* WORK INSTRUCTIONS: Reproduce all the lines below exactly and omit the images.

[Stored data]
★ ★ ★
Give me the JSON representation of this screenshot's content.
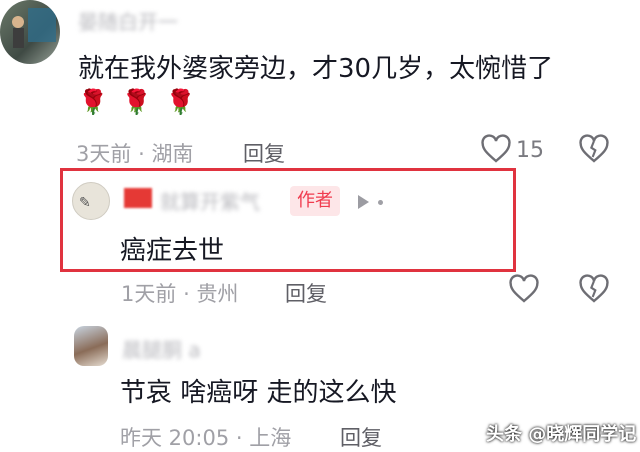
{
  "comments": [
    {
      "username": "晏随白开一",
      "text": "就在我外婆家旁边，才30几岁，太惋惜了",
      "emoji_name": "rose",
      "time": "3天前",
      "location": "湖南",
      "reply_label": "回复",
      "likes": "15"
    },
    {
      "username": "就算开紫气",
      "author_tag": "作者",
      "text": "癌症去世",
      "time": "1天前",
      "location": "贵州",
      "reply_label": "回复"
    },
    {
      "username": "晨腿胴 a",
      "text": "节哀 啥癌呀 走的这么快",
      "time": "昨天 20:05",
      "location": "上海",
      "reply_label": "回复"
    }
  ],
  "separator": "·",
  "watermark": "头条 @晓辉同学记",
  "colors": {
    "highlight_border": "#e0333f",
    "author_tag_bg": "#fde6e8",
    "author_tag_text": "#f03c4f"
  }
}
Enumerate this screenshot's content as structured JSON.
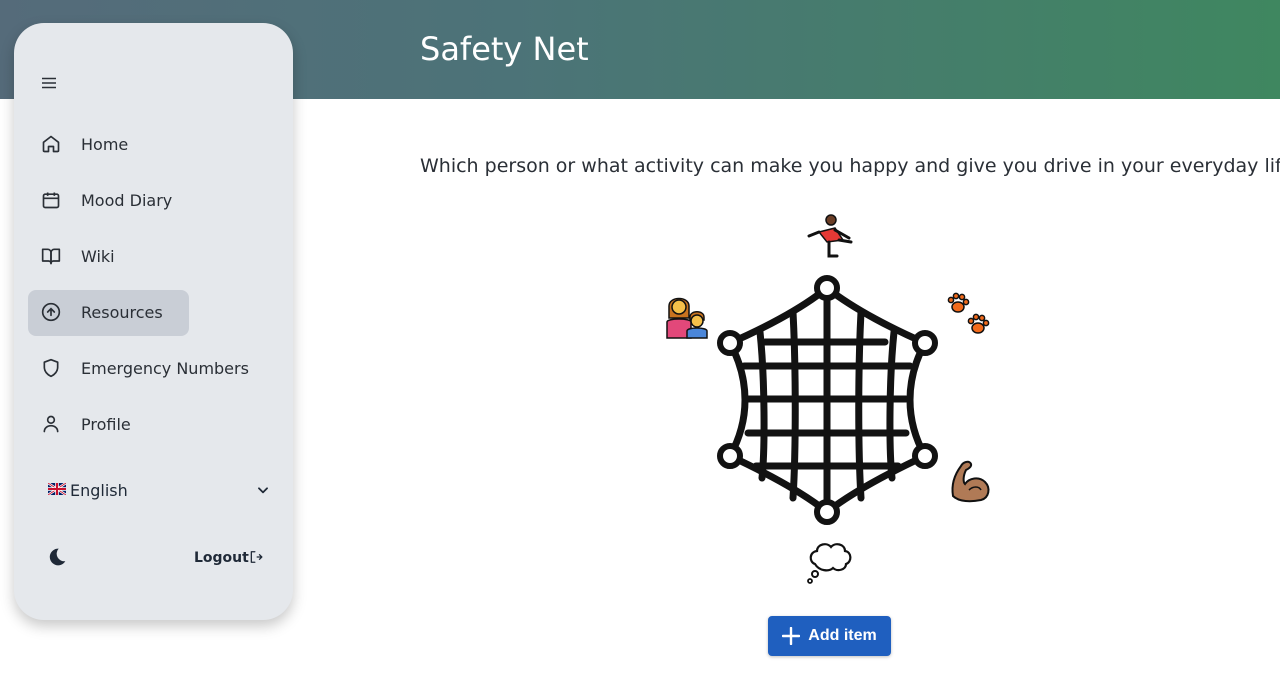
{
  "header": {
    "title": "Safety Net",
    "color_start": "#556b7a",
    "color_end": "#3f8760"
  },
  "sidebar": {
    "menu_icon": "hamburger-icon",
    "items": [
      {
        "label": "Home",
        "icon": "home-icon",
        "active": false
      },
      {
        "label": "Mood Diary",
        "icon": "calendar-icon",
        "active": false
      },
      {
        "label": "Wiki",
        "icon": "book-icon",
        "active": false
      },
      {
        "label": "Resources",
        "icon": "arrow-up-circle-icon",
        "active": true
      },
      {
        "label": "Emergency Numbers",
        "icon": "shield-icon",
        "active": false
      },
      {
        "label": "Profile",
        "icon": "user-icon",
        "active": false
      }
    ],
    "language": {
      "selected": "English",
      "flag_icon": "uk-flag-icon"
    },
    "theme_icon": "moon-icon",
    "logout_label": "Logout",
    "logout_icon": "logout-icon"
  },
  "main": {
    "question": "Which person or what activity can make you happy and give you drive in your everyday life?",
    "net_icon": "safety-net-icon",
    "items": [
      {
        "icon": "person-running-icon",
        "position": "top"
      },
      {
        "icon": "paw-prints-icon",
        "position": "upper-right"
      },
      {
        "icon": "flexed-biceps-icon",
        "position": "lower-right"
      },
      {
        "icon": "thought-balloon-icon",
        "position": "bottom"
      },
      {
        "icon": "family-icon",
        "position": "upper-left"
      }
    ],
    "add_button_label": "Add item"
  },
  "colors": {
    "accent": "#1f5fbf",
    "active_nav": "#c9ced6",
    "sidebar_bg": "#e5e8ec"
  }
}
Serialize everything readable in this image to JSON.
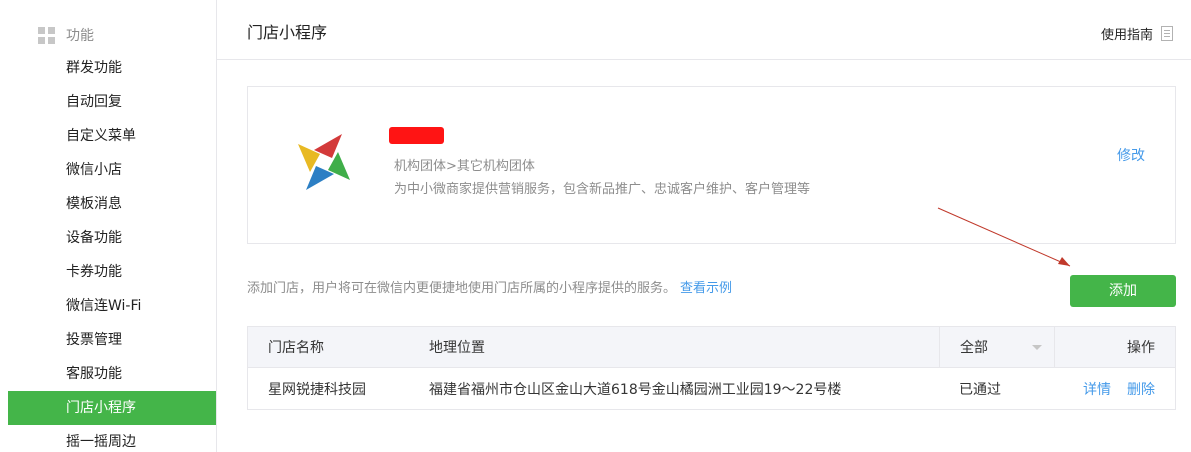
{
  "sidebar": {
    "section_label": "功能",
    "section_icon": "grid-icon",
    "items": [
      {
        "label": "群发功能"
      },
      {
        "label": "自动回复"
      },
      {
        "label": "自定义菜单"
      },
      {
        "label": "微信小店"
      },
      {
        "label": "模板消息"
      },
      {
        "label": "设备功能"
      },
      {
        "label": "卡券功能"
      },
      {
        "label": "微信连Wi-Fi"
      },
      {
        "label": "投票管理"
      },
      {
        "label": "客服功能"
      },
      {
        "label": "门店小程序",
        "active": true
      },
      {
        "label": "摇一摇周边"
      }
    ]
  },
  "header": {
    "title": "门店小程序",
    "guide_label": "使用指南",
    "guide_icon": "document-icon"
  },
  "profile": {
    "category": "机构团体>其它机构团体",
    "description": "为中小微商家提供营销服务，包含新品推广、忠诚客户维护、客户管理等",
    "edit_label": "修改"
  },
  "store_hint": {
    "text": "添加门店，用户将可在微信内更便捷地使用门店所属的小程序提供的服务。",
    "example_link": "查看示例"
  },
  "add_button": "添加",
  "table": {
    "columns": {
      "name": "门店名称",
      "location": "地理位置",
      "status_filter": "全部",
      "actions": "操作"
    },
    "rows": [
      {
        "name": "星网锐捷科技园",
        "location": "福建省福州市仓山区金山大道618号金山橘园洲工业园19～22号楼",
        "status": "已通过",
        "detail": "详情",
        "delete": "删除"
      }
    ]
  },
  "colors": {
    "accent_green": "#44b549",
    "link_blue": "#459ae9",
    "redaction_red": "#ff1414",
    "annotation_arrow": "#c0392b"
  }
}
★ ★ ★
* EXERCISE SOLUTION:
Give me the JSON representation of this screenshot's content.
{
  "comments": [
    {
      "username": "晏随白开一",
      "text": "就在我外婆家旁边，才30几岁，太惋惜了",
      "emoji_name": "rose",
      "time": "3天前",
      "location": "湖南",
      "reply_label": "回复",
      "likes": "15"
    },
    {
      "username": "就算开紫气",
      "author_tag": "作者",
      "text": "癌症去世",
      "time": "1天前",
      "location": "贵州",
      "reply_label": "回复"
    },
    {
      "username": "晨腿胴 a",
      "text": "节哀 啥癌呀 走的这么快",
      "time": "昨天 20:05",
      "location": "上海",
      "reply_label": "回复"
    }
  ],
  "separator": "·",
  "watermark": "头条 @晓辉同学记",
  "colors": {
    "highlight_border": "#e0333f",
    "author_tag_bg": "#fde6e8",
    "author_tag_text": "#f03c4f"
  }
}
Enumerate this screenshot's content as structured JSON.
{
  "header": {
    "title": "Safety Net",
    "color_start": "#556b7a",
    "color_end": "#3f8760"
  },
  "sidebar": {
    "menu_icon": "hamburger-icon",
    "items": [
      {
        "label": "Home",
        "icon": "home-icon",
        "active": false
      },
      {
        "label": "Mood Diary",
        "icon": "calendar-icon",
        "active": false
      },
      {
        "label": "Wiki",
        "icon": "book-icon",
        "active": false
      },
      {
        "label": "Resources",
        "icon": "arrow-up-circle-icon",
        "active": true
      },
      {
        "label": "Emergency Numbers",
        "icon": "shield-icon",
        "active": false
      },
      {
        "label": "Profile",
        "icon": "user-icon",
        "active": false
      }
    ],
    "language": {
      "selected": "English",
      "flag_icon": "uk-flag-icon"
    },
    "theme_icon": "moon-icon",
    "logout_label": "Logout",
    "logout_icon": "logout-icon"
  },
  "main": {
    "question": "Which person or what activity can make you happy and give you drive in your everyday life?",
    "net_icon": "safety-net-icon",
    "items": [
      {
        "icon": "person-running-icon",
        "position": "top"
      },
      {
        "icon": "paw-prints-icon",
        "position": "upper-right"
      },
      {
        "icon": "flexed-biceps-icon",
        "position": "lower-right"
      },
      {
        "icon": "thought-balloon-icon",
        "position": "bottom"
      },
      {
        "icon": "family-icon",
        "position": "upper-left"
      }
    ],
    "add_button_label": "Add item"
  },
  "colors": {
    "accent": "#1f5fbf",
    "active_nav": "#c9ced6",
    "sidebar_bg": "#e5e8ec"
  }
}
Serialize everything readable in this image to JSON.
{
  "sidebar": {
    "section_label": "功能",
    "section_icon": "grid-icon",
    "items": [
      {
        "label": "群发功能"
      },
      {
        "label": "自动回复"
      },
      {
        "label": "自定义菜单"
      },
      {
        "label": "微信小店"
      },
      {
        "label": "模板消息"
      },
      {
        "label": "设备功能"
      },
      {
        "label": "卡券功能"
      },
      {
        "label": "微信连Wi-Fi"
      },
      {
        "label": "投票管理"
      },
      {
        "label": "客服功能"
      },
      {
        "label": "门店小程序",
        "active": true
      },
      {
        "label": "摇一摇周边"
      }
    ]
  },
  "header": {
    "title": "门店小程序",
    "guide_label": "使用指南",
    "guide_icon": "document-icon"
  },
  "profile": {
    "category": "机构团体>其它机构团体",
    "description": "为中小微商家提供营销服务，包含新品推广、忠诚客户维护、客户管理等",
    "edit_label": "修改"
  },
  "store_hint": {
    "text": "添加门店，用户将可在微信内更便捷地使用门店所属的小程序提供的服务。",
    "example_link": "查看示例"
  },
  "add_button": "添加",
  "table": {
    "columns": {
      "name": "门店名称",
      "location": "地理位置",
      "status_filter": "全部",
      "actions": "操作"
    },
    "rows": [
      {
        "name": "星网锐捷科技园",
        "location": "福建省福州市仓山区金山大道618号金山橘园洲工业园19～22号楼",
        "status": "已通过",
        "detail": "详情",
        "delete": "删除"
      }
    ]
  },
  "colors": {
    "accent_green": "#44b549",
    "link_blue": "#459ae9",
    "redaction_red": "#ff1414",
    "annotation_arrow": "#c0392b"
  }
}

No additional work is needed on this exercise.